### Your objective
Print the entries below in their entirety, exactly as they are written.

### Listed records

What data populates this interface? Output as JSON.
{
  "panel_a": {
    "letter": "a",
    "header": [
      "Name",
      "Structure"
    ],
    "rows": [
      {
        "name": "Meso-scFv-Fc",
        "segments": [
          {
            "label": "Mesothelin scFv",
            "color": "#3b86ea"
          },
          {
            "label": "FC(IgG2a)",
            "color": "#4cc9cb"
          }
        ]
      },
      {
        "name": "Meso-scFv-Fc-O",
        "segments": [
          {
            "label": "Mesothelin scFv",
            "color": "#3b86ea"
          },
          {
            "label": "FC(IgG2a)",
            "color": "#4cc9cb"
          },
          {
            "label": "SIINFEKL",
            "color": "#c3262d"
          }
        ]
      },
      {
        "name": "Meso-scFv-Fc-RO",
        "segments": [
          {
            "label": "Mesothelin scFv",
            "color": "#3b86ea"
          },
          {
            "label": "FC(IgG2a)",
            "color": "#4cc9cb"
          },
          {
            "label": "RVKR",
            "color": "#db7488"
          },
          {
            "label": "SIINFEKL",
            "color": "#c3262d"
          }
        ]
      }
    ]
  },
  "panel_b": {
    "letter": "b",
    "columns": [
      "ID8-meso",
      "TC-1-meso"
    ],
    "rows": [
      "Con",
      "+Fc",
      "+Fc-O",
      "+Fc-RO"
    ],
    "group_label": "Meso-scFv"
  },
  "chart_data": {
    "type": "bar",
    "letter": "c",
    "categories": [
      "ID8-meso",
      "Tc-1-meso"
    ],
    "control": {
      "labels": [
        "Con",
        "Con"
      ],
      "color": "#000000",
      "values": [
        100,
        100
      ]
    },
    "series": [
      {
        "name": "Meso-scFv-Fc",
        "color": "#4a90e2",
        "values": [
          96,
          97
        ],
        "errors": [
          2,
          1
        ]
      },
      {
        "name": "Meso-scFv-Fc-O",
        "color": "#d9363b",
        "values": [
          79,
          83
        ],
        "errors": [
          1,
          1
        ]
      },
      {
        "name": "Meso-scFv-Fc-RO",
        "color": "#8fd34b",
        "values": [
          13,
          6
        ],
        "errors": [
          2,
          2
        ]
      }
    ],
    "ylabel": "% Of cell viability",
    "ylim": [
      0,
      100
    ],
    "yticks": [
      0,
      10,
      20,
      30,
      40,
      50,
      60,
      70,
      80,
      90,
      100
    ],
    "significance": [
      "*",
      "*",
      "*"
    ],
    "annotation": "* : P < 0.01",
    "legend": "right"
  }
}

### Output below
What data populates this interface? Output as JSON.
{
  "panel_a": {
    "letter": "a",
    "header": [
      "Name",
      "Structure"
    ],
    "rows": [
      {
        "name": "Meso-scFv-Fc",
        "segments": [
          {
            "label": "Mesothelin scFv",
            "color": "#3b86ea"
          },
          {
            "label": "FC(IgG2a)",
            "color": "#4cc9cb"
          }
        ]
      },
      {
        "name": "Meso-scFv-Fc-O",
        "segments": [
          {
            "label": "Mesothelin scFv",
            "color": "#3b86ea"
          },
          {
            "label": "FC(IgG2a)",
            "color": "#4cc9cb"
          },
          {
            "label": "SIINFEKL",
            "color": "#c3262d"
          }
        ]
      },
      {
        "name": "Meso-scFv-Fc-RO",
        "segments": [
          {
            "label": "Mesothelin scFv",
            "color": "#3b86ea"
          },
          {
            "label": "FC(IgG2a)",
            "color": "#4cc9cb"
          },
          {
            "label": "RVKR",
            "color": "#db7488"
          },
          {
            "label": "SIINFEKL",
            "color": "#c3262d"
          }
        ]
      }
    ]
  },
  "panel_b": {
    "letter": "b",
    "columns": [
      "ID8-meso",
      "TC-1-meso"
    ],
    "rows": [
      "Con",
      "+Fc",
      "+Fc-O",
      "+Fc-RO"
    ],
    "group_label": "Meso-scFv"
  },
  "chart_data": {
    "type": "bar",
    "letter": "c",
    "categories": [
      "ID8-meso",
      "Tc-1-meso"
    ],
    "control": {
      "labels": [
        "Con",
        "Con"
      ],
      "color": "#000000",
      "values": [
        100,
        100
      ]
    },
    "series": [
      {
        "name": "Meso-scFv-Fc",
        "color": "#4a90e2",
        "values": [
          96,
          97
        ],
        "errors": [
          2,
          1
        ]
      },
      {
        "name": "Meso-scFv-Fc-O",
        "color": "#d9363b",
        "values": [
          79,
          83
        ],
        "errors": [
          1,
          1
        ]
      },
      {
        "name": "Meso-scFv-Fc-RO",
        "color": "#8fd34b",
        "values": [
          13,
          6
        ],
        "errors": [
          2,
          2
        ]
      }
    ],
    "ylabel": "% Of cell viability",
    "ylim": [
      0,
      100
    ],
    "yticks": [
      0,
      10,
      20,
      30,
      40,
      50,
      60,
      70,
      80,
      90,
      100
    ],
    "significance": [
      "*",
      "*",
      "*"
    ],
    "annotation": "* : P < 0.01",
    "legend": "right"
  }
}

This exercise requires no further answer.